> Exercise task: Every entry here needs to be repeated exactly.

--- BEGIN ---

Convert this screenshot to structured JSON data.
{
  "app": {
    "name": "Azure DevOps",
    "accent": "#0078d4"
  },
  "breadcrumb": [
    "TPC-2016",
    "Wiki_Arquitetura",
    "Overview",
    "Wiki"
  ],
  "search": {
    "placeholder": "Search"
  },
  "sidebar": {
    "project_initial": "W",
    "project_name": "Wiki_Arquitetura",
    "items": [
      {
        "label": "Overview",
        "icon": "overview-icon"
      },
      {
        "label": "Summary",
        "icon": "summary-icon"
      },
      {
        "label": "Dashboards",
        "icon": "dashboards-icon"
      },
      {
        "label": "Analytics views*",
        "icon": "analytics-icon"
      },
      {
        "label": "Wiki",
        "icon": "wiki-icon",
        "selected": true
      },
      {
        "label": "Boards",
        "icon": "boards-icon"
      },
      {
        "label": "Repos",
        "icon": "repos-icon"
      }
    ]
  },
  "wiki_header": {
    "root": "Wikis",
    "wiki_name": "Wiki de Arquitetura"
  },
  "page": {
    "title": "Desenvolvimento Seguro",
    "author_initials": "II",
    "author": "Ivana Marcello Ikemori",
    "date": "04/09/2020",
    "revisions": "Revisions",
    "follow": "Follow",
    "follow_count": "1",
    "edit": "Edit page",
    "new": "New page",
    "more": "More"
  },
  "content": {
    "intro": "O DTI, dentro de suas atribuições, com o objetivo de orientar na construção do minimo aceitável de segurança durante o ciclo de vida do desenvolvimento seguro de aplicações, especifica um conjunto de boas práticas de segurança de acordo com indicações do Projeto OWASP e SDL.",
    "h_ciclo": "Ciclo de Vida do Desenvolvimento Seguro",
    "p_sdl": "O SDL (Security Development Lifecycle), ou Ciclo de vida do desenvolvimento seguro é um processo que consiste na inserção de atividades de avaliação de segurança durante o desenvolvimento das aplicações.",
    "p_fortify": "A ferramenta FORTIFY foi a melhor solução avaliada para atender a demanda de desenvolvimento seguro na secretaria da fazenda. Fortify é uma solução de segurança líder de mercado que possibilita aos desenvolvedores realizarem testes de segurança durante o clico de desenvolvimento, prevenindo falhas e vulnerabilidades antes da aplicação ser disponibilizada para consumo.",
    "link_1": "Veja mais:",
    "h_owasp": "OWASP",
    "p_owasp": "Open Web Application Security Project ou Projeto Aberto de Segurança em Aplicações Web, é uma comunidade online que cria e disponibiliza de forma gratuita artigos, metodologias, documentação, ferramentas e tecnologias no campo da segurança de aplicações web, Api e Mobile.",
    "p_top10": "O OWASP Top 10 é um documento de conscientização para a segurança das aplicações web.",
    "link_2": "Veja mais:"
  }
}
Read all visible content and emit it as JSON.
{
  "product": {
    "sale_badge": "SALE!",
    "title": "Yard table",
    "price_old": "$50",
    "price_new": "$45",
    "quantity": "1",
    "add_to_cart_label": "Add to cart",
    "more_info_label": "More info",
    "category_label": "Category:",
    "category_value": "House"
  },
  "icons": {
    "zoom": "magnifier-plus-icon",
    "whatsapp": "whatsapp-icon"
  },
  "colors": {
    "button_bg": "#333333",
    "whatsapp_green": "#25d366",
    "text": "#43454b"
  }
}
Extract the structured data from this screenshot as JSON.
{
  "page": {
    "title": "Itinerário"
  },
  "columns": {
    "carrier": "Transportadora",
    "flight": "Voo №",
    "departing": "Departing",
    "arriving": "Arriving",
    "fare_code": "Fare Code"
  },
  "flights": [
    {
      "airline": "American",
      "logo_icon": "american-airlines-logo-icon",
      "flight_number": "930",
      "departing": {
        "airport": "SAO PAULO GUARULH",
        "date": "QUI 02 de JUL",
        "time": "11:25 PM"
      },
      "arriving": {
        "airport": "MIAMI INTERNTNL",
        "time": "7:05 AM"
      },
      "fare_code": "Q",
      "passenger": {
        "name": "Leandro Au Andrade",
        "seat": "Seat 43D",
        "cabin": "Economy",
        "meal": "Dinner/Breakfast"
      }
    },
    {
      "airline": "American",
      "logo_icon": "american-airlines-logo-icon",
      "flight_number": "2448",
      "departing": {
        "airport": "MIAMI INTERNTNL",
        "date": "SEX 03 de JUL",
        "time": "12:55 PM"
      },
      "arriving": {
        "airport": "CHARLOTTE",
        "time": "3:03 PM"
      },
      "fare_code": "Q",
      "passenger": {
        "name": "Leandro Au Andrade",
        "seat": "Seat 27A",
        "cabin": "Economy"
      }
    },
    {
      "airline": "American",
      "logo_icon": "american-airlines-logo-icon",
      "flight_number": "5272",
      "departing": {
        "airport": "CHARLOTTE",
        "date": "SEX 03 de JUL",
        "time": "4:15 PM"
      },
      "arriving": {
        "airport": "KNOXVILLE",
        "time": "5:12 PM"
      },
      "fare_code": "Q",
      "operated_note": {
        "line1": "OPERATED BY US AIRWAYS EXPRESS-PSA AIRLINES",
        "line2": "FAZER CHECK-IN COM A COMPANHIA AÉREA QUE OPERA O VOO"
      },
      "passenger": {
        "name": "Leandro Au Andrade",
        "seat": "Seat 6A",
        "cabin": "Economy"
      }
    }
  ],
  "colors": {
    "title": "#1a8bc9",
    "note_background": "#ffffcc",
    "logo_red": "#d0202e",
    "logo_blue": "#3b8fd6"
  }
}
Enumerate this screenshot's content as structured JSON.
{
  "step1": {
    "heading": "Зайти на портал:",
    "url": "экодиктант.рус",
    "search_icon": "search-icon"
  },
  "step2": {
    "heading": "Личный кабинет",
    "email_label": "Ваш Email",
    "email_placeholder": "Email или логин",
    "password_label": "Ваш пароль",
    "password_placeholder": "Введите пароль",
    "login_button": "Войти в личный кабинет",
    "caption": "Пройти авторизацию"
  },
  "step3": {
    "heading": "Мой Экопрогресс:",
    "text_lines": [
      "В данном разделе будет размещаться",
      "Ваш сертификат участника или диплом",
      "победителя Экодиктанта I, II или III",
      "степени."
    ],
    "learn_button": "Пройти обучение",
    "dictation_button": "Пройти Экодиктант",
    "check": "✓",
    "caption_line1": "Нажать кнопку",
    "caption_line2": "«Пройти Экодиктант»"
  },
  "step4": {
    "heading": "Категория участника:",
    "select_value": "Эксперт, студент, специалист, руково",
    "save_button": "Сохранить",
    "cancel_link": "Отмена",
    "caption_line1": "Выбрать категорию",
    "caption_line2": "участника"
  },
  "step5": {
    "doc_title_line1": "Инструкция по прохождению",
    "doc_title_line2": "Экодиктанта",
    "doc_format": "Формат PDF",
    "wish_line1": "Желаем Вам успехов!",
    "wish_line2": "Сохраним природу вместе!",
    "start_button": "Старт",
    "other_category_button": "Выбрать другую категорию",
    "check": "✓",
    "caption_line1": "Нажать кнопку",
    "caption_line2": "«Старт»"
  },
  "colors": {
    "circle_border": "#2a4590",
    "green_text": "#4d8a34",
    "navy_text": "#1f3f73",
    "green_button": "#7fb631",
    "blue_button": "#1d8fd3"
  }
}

--- END ---

> Task solution:
Convert this screenshot to structured JSON data.
{
  "app": {
    "name": "Azure DevOps",
    "accent": "#0078d4"
  },
  "breadcrumb": [
    "TPC-2016",
    "Wiki_Arquitetura",
    "Overview",
    "Wiki"
  ],
  "search": {
    "placeholder": "Search"
  },
  "sidebar": {
    "project_initial": "W",
    "project_name": "Wiki_Arquitetura",
    "items": [
      {
        "label": "Overview",
        "icon": "overview-icon"
      },
      {
        "label": "Summary",
        "icon": "summary-icon"
      },
      {
        "label": "Dashboards",
        "icon": "dashboards-icon"
      },
      {
        "label": "Analytics views*",
        "icon": "analytics-icon"
      },
      {
        "label": "Wiki",
        "icon": "wiki-icon",
        "selected": true
      },
      {
        "label": "Boards",
        "icon": "boards-icon"
      },
      {
        "label": "Repos",
        "icon": "repos-icon"
      }
    ]
  },
  "wiki_header": {
    "root": "Wikis",
    "wiki_name": "Wiki de Arquitetura"
  },
  "page": {
    "title": "Desenvolvimento Seguro",
    "author_initials": "II",
    "author": "Ivana Marcello Ikemori",
    "date": "04/09/2020",
    "revisions": "Revisions",
    "follow": "Follow",
    "follow_count": "1",
    "edit": "Edit page",
    "new": "New page",
    "more": "More"
  },
  "content": {
    "intro": "O DTI, dentro de suas atribuições, com o objetivo de orientar na construção do minimo aceitável de segurança durante o ciclo de vida do desenvolvimento seguro de aplicações, especifica um conjunto de boas práticas de segurança de acordo com indicações do Projeto OWASP e SDL.",
    "h_ciclo": "Ciclo de Vida do Desenvolvimento Seguro",
    "p_sdl": "O SDL (Security Development Lifecycle), ou Ciclo de vida do desenvolvimento seguro é um processo que consiste na inserção de atividades de avaliação de segurança durante o desenvolvimento das aplicações.",
    "p_fortify": "A ferramenta FORTIFY foi a melhor solução avaliada para atender a demanda de desenvolvimento seguro na secretaria da fazenda. Fortify é uma solução de segurança líder de mercado que possibilita aos desenvolvedores realizarem testes de segurança durante o clico de desenvolvimento, prevenindo falhas e vulnerabilidades antes da aplicação ser disponibilizada para consumo.",
    "link_1": "Veja mais:",
    "h_owasp": "OWASP",
    "p_owasp": "Open Web Application Security Project ou Projeto Aberto de Segurança em Aplicações Web, é uma comunidade online que cria e disponibiliza de forma gratuita artigos, metodologias, documentação, ferramentas e tecnologias no campo da segurança de aplicações web, Api e Mobile.",
    "p_top10": "O OWASP Top 10 é um documento de conscientização para a segurança das aplicações web.",
    "link_2": "Veja mais:"
  }
}
Read all visible content and emit it as JSON.
{
  "product": {
    "sale_badge": "SALE!",
    "title": "Yard table",
    "price_old": "$50",
    "price_new": "$45",
    "quantity": "1",
    "add_to_cart_label": "Add to cart",
    "more_info_label": "More info",
    "category_label": "Category:",
    "category_value": "House"
  },
  "icons": {
    "zoom": "magnifier-plus-icon",
    "whatsapp": "whatsapp-icon"
  },
  "colors": {
    "button_bg": "#333333",
    "whatsapp_green": "#25d366",
    "text": "#43454b"
  }
}
Extract the structured data from this screenshot as JSON.
{
  "page": {
    "title": "Itinerário"
  },
  "columns": {
    "carrier": "Transportadora",
    "flight": "Voo №",
    "departing": "Departing",
    "arriving": "Arriving",
    "fare_code": "Fare Code"
  },
  "flights": [
    {
      "airline": "American",
      "logo_icon": "american-airlines-logo-icon",
      "flight_number": "930",
      "departing": {
        "airport": "SAO PAULO GUARULH",
        "date": "QUI 02 de JUL",
        "time": "11:25 PM"
      },
      "arriving": {
        "airport": "MIAMI INTERNTNL",
        "time": "7:05 AM"
      },
      "fare_code": "Q",
      "passenger": {
        "name": "Leandro Au Andrade",
        "seat": "Seat 43D",
        "cabin": "Economy",
        "meal": "Dinner/Breakfast"
      }
    },
    {
      "airline": "American",
      "logo_icon": "american-airlines-logo-icon",
      "flight_number": "2448",
      "departing": {
        "airport": "MIAMI INTERNTNL",
        "date": "SEX 03 de JUL",
        "time": "12:55 PM"
      },
      "arriving": {
        "airport": "CHARLOTTE",
        "time": "3:03 PM"
      },
      "fare_code": "Q",
      "passenger": {
        "name": "Leandro Au Andrade",
        "seat": "Seat 27A",
        "cabin": "Economy"
      }
    },
    {
      "airline": "American",
      "logo_icon": "american-airlines-logo-icon",
      "flight_number": "5272",
      "departing": {
        "airport": "CHARLOTTE",
        "date": "SEX 03 de JUL",
        "time": "4:15 PM"
      },
      "arriving": {
        "airport": "KNOXVILLE",
        "time": "5:12 PM"
      },
      "fare_code": "Q",
      "operated_note": {
        "line1": "OPERATED BY US AIRWAYS EXPRESS-PSA AIRLINES",
        "line2": "FAZER CHECK-IN COM A COMPANHIA AÉREA QUE OPERA O VOO"
      },
      "passenger": {
        "name": "Leandro Au Andrade",
        "seat": "Seat 6A",
        "cabin": "Economy"
      }
    }
  ],
  "colors": {
    "title": "#1a8bc9",
    "note_background": "#ffffcc",
    "logo_red": "#d0202e",
    "logo_blue": "#3b8fd6"
  }
}
Enumerate this screenshot's content as structured JSON.
{
  "step1": {
    "heading": "Зайти на портал:",
    "url": "экодиктант.рус",
    "search_icon": "search-icon"
  },
  "step2": {
    "heading": "Личный кабинет",
    "email_label": "Ваш Email",
    "email_placeholder": "Email или логин",
    "password_label": "Ваш пароль",
    "password_placeholder": "Введите пароль",
    "login_button": "Войти в личный кабинет",
    "caption": "Пройти авторизацию"
  },
  "step3": {
    "heading": "Мой Экопрогресс:",
    "text_lines": [
      "В данном разделе будет размещаться",
      "Ваш сертификат участника или диплом",
      "победителя Экодиктанта I, II или III",
      "степени."
    ],
    "learn_button": "Пройти обучение",
    "dictation_button": "Пройти Экодиктант",
    "check": "✓",
    "caption_line1": "Нажать кнопку",
    "caption_line2": "«Пройти Экодиктант»"
  },
  "step4": {
    "heading": "Категория участника:",
    "select_value": "Эксперт, студент, специалист, руково",
    "save_button": "Сохранить",
    "cancel_link": "Отмена",
    "caption_line1": "Выбрать категорию",
    "caption_line2": "участника"
  },
  "step5": {
    "doc_title_line1": "Инструкция по прохождению",
    "doc_title_line2": "Экодиктанта",
    "doc_format": "Формат PDF",
    "wish_line1": "Желаем Вам успехов!",
    "wish_line2": "Сохраним природу вместе!",
    "start_button": "Старт",
    "other_category_button": "Выбрать другую категорию",
    "check": "✓",
    "caption_line1": "Нажать кнопку",
    "caption_line2": "«Старт»"
  },
  "colors": {
    "circle_border": "#2a4590",
    "green_text": "#4d8a34",
    "navy_text": "#1f3f73",
    "green_button": "#7fb631",
    "blue_button": "#1d8fd3"
  }
}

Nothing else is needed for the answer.